*SHORT EXERCISE*
In the listing below, find every line containing "получение" and copy it out.

*Collected data entries*
○ ○ ○ ○ ○ ○ ○
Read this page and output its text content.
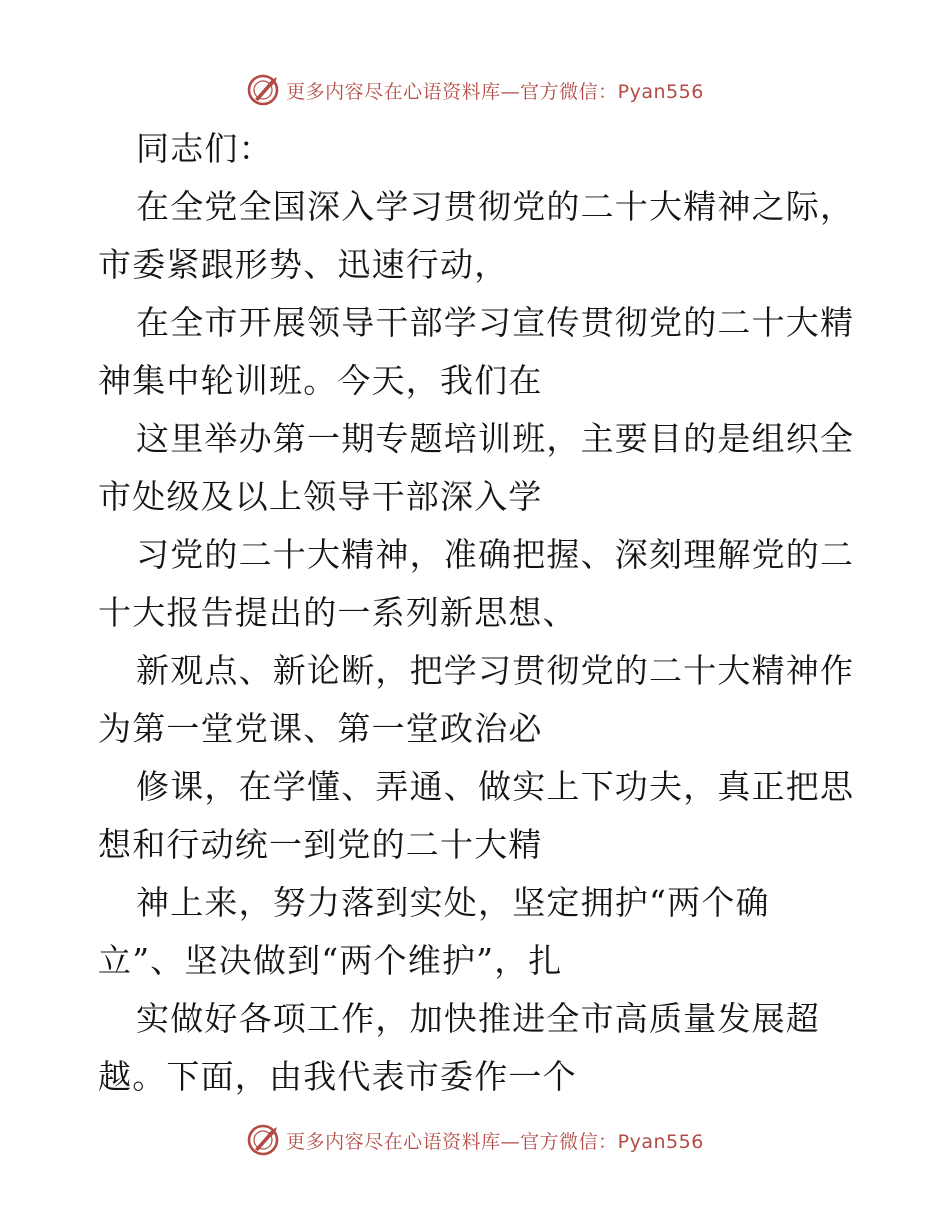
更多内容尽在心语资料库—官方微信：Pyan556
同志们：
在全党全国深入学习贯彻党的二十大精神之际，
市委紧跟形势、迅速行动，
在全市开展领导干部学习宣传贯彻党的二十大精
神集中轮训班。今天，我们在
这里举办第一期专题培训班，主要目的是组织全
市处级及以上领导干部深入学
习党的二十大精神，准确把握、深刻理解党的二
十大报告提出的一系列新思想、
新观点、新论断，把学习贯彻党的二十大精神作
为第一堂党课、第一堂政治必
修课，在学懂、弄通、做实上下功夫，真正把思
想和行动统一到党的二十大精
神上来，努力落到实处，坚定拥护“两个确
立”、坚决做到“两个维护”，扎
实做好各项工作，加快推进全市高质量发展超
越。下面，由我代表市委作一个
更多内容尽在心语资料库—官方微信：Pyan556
○ ○ ○ ○ ○ ○ ○
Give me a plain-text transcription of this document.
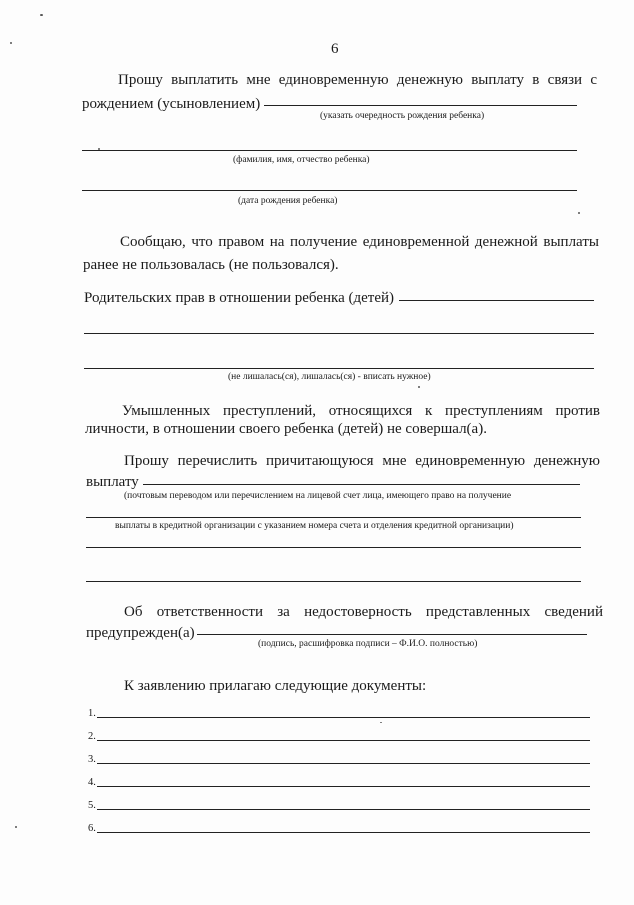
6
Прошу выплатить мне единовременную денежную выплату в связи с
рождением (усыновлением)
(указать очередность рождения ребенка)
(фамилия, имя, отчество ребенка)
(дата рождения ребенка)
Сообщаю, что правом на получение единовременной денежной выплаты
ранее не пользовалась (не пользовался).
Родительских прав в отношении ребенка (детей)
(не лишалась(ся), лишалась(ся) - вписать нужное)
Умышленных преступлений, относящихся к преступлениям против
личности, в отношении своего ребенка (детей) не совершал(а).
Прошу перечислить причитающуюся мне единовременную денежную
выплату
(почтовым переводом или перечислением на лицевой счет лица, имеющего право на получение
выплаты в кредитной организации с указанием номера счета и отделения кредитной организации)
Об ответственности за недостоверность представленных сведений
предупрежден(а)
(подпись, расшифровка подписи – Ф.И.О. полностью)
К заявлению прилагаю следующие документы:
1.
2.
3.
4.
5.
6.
○ ○ ○ ○ ○ ○ ○
*EXERCISE ANSWER*
Сообщаю, что правом на получение единовременной денежной выплаты
(почтовым переводом или перечислением на лицевой счет лица, имеющего право на получение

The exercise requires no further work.